» **Written request**: Copy every line in the records below that contains the word "this".

» **Records to use**:
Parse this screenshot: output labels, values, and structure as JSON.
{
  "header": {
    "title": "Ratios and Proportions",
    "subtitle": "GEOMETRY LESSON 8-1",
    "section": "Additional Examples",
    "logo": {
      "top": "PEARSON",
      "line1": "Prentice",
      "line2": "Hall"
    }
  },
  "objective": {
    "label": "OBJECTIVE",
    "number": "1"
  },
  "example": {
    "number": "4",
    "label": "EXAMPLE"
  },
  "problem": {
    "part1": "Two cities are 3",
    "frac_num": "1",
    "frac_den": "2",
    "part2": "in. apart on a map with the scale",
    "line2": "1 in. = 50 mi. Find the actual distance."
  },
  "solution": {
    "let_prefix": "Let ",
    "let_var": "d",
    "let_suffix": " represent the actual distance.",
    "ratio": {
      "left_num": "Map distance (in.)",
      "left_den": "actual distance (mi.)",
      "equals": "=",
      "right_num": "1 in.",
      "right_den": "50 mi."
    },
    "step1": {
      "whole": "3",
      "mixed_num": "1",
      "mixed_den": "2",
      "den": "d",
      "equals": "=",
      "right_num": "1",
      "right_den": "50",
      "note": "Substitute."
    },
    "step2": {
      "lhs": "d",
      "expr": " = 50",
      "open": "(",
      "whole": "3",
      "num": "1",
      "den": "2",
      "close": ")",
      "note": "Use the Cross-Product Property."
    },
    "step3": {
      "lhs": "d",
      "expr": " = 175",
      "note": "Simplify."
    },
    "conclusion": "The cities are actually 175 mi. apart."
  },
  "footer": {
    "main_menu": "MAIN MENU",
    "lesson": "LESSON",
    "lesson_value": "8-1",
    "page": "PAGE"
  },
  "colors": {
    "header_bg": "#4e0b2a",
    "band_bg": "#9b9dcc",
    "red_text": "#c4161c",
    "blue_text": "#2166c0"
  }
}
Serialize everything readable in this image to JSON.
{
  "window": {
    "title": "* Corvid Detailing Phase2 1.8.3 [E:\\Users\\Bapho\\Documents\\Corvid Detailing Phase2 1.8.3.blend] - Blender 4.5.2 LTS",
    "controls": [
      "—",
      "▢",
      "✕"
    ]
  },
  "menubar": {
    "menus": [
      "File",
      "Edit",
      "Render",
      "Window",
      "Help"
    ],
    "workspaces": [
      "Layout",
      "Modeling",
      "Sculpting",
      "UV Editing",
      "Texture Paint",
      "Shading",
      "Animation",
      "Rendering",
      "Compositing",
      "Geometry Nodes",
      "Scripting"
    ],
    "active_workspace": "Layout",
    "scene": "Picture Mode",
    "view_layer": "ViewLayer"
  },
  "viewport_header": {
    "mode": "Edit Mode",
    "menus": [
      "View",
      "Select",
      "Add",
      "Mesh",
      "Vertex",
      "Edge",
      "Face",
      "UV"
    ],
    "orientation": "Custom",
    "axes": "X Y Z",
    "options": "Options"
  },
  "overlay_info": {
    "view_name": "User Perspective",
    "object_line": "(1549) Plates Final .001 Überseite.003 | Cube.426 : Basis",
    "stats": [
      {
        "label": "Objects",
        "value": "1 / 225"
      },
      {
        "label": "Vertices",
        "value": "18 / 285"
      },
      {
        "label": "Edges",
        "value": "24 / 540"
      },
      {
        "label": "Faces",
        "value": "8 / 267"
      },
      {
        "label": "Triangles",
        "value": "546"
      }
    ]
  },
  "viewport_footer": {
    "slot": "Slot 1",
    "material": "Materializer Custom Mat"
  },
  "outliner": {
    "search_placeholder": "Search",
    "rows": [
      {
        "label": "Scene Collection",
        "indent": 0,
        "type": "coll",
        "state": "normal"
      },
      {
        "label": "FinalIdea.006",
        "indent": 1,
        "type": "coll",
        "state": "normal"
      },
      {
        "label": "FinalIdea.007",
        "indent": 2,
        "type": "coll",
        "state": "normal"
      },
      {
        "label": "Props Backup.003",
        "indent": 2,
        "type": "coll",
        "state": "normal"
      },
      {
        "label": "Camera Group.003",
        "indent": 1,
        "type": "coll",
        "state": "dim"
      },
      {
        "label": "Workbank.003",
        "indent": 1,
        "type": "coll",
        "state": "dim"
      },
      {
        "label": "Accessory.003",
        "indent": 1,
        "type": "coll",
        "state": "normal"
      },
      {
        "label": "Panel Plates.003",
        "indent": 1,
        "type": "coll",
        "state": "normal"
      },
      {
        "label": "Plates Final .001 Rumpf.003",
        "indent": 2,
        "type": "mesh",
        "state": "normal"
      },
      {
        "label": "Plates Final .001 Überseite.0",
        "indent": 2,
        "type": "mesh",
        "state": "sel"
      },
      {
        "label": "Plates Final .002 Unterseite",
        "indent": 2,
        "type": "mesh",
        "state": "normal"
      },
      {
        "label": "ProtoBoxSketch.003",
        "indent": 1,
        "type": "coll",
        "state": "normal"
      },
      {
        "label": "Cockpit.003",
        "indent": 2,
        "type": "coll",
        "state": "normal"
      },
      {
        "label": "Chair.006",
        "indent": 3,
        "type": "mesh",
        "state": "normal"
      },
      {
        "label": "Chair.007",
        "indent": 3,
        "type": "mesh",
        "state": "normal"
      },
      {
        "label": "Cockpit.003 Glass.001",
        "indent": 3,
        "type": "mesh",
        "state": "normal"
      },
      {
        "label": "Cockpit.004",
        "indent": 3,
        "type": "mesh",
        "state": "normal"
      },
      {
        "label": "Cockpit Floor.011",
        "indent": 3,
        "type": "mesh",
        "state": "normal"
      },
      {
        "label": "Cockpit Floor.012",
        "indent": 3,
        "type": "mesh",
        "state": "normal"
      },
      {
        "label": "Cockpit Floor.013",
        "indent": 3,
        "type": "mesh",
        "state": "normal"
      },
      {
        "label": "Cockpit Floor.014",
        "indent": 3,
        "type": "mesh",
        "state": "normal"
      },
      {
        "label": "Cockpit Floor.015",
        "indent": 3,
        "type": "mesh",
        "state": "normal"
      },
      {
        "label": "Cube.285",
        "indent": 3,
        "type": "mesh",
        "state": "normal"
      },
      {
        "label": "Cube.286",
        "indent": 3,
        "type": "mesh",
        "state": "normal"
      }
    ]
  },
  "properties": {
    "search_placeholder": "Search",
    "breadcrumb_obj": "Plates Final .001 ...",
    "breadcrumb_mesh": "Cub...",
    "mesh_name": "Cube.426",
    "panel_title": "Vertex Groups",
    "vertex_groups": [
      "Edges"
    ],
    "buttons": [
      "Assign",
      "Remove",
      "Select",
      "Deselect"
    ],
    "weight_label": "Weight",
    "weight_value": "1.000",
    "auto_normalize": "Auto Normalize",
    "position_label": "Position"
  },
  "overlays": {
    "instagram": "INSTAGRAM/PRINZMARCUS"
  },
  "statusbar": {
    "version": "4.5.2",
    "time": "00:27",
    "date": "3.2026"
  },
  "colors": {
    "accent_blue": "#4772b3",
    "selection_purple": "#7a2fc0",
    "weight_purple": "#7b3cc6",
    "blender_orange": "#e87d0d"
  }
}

» **Correct result**:
Parse this screenshot: output labels, values, and structure as JSON.
Serialize everything readable in this image to JSON.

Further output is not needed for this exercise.